◆ **MATERIAL TO PROCESS**:
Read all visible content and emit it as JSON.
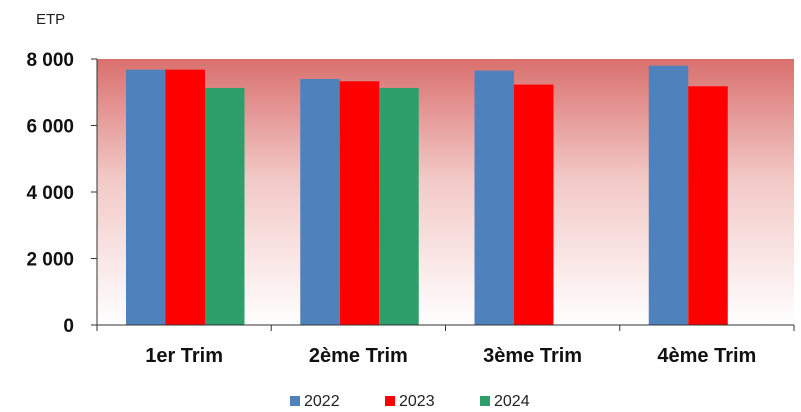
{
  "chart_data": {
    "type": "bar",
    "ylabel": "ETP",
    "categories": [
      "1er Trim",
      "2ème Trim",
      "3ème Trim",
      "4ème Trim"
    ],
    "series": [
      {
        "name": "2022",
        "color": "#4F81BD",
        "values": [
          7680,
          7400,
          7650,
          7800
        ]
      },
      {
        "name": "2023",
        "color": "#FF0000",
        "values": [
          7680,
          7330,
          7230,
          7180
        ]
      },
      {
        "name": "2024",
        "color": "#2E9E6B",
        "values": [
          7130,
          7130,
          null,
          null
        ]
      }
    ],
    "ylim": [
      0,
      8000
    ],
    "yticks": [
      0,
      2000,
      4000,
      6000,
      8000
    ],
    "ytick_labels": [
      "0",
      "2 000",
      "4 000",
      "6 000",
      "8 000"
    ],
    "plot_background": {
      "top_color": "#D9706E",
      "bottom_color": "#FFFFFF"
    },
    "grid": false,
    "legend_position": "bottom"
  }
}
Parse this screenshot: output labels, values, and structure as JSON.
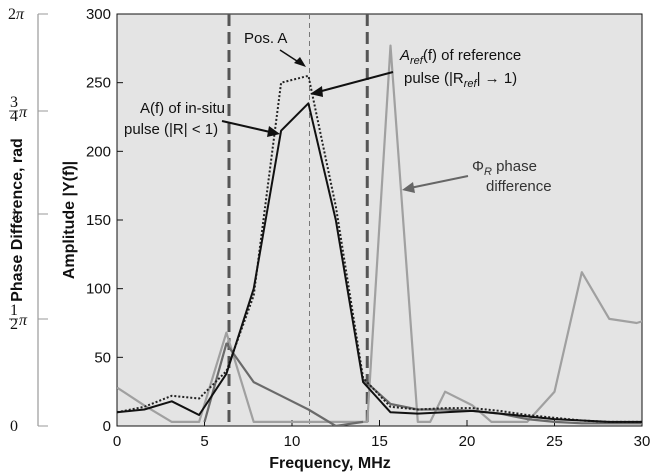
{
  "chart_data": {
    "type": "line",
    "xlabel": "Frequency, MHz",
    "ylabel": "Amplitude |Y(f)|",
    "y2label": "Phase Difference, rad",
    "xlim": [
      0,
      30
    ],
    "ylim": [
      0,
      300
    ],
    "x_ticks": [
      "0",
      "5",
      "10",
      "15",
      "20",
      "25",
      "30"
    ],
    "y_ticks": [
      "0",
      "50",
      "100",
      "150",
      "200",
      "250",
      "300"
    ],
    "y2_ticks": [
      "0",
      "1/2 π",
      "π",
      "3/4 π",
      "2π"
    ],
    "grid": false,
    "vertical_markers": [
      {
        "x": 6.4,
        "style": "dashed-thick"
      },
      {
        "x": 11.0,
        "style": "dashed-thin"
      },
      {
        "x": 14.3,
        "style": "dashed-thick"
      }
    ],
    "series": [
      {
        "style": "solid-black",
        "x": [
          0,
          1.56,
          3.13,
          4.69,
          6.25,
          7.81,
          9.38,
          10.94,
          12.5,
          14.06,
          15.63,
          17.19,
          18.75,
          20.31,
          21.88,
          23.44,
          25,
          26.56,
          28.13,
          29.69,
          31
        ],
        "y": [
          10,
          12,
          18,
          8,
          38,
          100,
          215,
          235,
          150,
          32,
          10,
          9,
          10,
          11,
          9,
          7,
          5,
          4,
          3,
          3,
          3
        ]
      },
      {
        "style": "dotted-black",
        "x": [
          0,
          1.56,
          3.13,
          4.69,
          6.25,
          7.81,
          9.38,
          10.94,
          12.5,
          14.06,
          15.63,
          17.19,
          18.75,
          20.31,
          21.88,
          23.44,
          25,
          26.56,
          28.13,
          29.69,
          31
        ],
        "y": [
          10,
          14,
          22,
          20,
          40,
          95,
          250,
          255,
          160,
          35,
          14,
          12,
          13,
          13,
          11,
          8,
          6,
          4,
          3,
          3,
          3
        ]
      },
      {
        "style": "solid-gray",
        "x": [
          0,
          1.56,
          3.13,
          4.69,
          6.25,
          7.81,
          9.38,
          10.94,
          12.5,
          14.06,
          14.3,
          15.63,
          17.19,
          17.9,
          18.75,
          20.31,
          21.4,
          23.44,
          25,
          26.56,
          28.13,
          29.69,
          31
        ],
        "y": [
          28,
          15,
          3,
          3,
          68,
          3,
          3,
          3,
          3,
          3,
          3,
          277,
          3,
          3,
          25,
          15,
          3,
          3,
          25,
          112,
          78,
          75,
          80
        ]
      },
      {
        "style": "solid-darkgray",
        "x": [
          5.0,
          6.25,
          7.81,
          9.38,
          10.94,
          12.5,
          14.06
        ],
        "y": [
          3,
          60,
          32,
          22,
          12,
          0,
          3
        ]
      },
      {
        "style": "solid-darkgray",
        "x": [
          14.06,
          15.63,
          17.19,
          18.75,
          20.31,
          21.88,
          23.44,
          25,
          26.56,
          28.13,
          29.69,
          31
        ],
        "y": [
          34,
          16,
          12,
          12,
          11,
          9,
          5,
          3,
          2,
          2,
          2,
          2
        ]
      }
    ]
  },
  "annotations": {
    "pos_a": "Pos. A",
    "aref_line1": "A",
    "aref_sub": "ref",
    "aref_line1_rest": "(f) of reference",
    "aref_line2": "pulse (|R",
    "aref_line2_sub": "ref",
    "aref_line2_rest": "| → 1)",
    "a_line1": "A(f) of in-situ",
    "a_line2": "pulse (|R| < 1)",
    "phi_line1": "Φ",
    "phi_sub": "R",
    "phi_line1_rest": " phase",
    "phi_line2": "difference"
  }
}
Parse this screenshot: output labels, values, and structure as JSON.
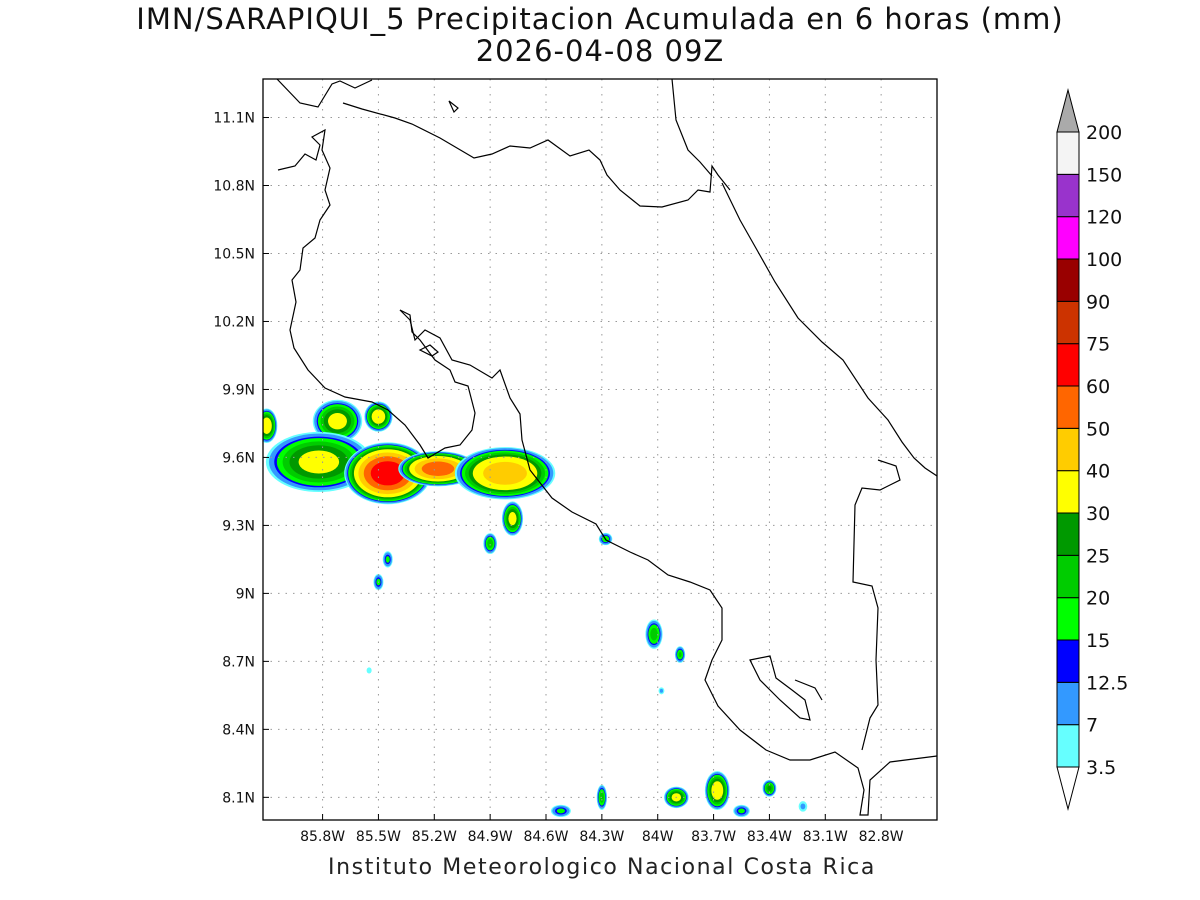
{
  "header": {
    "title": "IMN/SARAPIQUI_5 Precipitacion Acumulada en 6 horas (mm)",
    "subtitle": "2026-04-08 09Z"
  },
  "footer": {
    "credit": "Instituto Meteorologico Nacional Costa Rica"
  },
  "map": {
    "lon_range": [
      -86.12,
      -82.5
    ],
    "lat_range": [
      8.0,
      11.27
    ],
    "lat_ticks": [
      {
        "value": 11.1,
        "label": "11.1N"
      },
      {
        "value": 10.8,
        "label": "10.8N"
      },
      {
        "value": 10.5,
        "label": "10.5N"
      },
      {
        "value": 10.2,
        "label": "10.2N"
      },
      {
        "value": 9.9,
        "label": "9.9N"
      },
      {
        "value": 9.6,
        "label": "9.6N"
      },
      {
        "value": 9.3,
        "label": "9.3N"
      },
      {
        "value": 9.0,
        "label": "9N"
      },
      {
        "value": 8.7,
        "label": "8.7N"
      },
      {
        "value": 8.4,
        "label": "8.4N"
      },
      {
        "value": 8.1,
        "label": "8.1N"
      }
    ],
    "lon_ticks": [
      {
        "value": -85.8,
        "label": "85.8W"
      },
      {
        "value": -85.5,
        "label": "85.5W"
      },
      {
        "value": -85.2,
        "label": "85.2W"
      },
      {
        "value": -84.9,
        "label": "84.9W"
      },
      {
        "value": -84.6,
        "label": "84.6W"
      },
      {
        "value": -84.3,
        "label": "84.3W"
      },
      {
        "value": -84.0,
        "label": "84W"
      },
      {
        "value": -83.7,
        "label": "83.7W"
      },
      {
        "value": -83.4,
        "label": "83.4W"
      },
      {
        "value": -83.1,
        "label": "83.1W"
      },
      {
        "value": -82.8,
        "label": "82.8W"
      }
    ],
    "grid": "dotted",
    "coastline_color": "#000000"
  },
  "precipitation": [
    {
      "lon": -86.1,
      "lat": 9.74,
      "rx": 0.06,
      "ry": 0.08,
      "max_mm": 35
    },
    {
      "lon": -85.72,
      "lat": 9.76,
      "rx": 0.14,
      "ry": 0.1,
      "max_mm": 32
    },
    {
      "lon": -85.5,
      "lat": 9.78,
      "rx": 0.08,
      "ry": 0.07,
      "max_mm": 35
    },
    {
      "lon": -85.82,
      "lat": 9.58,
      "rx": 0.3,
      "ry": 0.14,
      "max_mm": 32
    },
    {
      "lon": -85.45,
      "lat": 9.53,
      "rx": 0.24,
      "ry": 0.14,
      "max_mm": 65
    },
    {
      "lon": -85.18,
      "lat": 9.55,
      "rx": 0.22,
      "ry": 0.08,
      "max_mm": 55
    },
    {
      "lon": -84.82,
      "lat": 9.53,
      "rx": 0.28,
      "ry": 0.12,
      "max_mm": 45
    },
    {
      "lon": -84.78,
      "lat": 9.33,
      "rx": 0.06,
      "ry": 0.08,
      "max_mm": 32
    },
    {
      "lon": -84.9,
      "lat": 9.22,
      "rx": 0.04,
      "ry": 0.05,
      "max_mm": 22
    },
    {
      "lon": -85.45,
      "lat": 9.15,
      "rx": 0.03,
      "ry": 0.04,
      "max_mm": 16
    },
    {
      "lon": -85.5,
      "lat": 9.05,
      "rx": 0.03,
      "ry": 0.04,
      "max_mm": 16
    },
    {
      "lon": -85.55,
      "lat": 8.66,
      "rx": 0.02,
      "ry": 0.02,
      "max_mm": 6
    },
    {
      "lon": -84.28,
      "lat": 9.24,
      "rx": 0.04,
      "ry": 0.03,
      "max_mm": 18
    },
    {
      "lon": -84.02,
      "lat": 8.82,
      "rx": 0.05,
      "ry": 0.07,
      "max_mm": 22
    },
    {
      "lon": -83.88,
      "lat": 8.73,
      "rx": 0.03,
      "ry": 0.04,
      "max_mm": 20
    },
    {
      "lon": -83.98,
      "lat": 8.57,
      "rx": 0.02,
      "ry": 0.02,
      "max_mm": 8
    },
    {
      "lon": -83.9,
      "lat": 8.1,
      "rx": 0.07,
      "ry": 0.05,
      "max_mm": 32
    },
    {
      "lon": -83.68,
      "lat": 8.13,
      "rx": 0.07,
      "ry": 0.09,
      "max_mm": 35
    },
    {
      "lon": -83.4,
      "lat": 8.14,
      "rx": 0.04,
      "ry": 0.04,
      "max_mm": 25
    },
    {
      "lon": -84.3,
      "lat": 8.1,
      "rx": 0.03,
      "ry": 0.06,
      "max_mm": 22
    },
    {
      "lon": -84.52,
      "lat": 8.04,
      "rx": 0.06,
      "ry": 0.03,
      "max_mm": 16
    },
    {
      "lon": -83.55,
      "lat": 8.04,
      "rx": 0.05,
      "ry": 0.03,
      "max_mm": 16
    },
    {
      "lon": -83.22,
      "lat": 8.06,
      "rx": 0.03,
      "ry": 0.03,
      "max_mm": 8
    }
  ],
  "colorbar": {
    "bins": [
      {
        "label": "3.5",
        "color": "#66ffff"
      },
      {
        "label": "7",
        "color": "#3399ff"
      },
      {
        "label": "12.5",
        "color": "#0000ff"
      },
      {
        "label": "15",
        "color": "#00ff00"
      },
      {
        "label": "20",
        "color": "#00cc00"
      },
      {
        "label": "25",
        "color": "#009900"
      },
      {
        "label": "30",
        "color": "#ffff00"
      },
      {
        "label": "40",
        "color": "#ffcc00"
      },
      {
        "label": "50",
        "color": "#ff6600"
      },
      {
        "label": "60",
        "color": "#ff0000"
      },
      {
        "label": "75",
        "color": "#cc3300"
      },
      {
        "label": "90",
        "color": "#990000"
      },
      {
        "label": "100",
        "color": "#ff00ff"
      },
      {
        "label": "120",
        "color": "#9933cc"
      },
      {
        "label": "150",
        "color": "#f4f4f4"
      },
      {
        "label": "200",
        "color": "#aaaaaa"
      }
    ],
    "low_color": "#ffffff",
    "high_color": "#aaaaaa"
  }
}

◆ **BRIEF**:
Count the lines above in which the word "black" appears, then state only that count.

◆ **OUTPUT OF THE TASK**:
2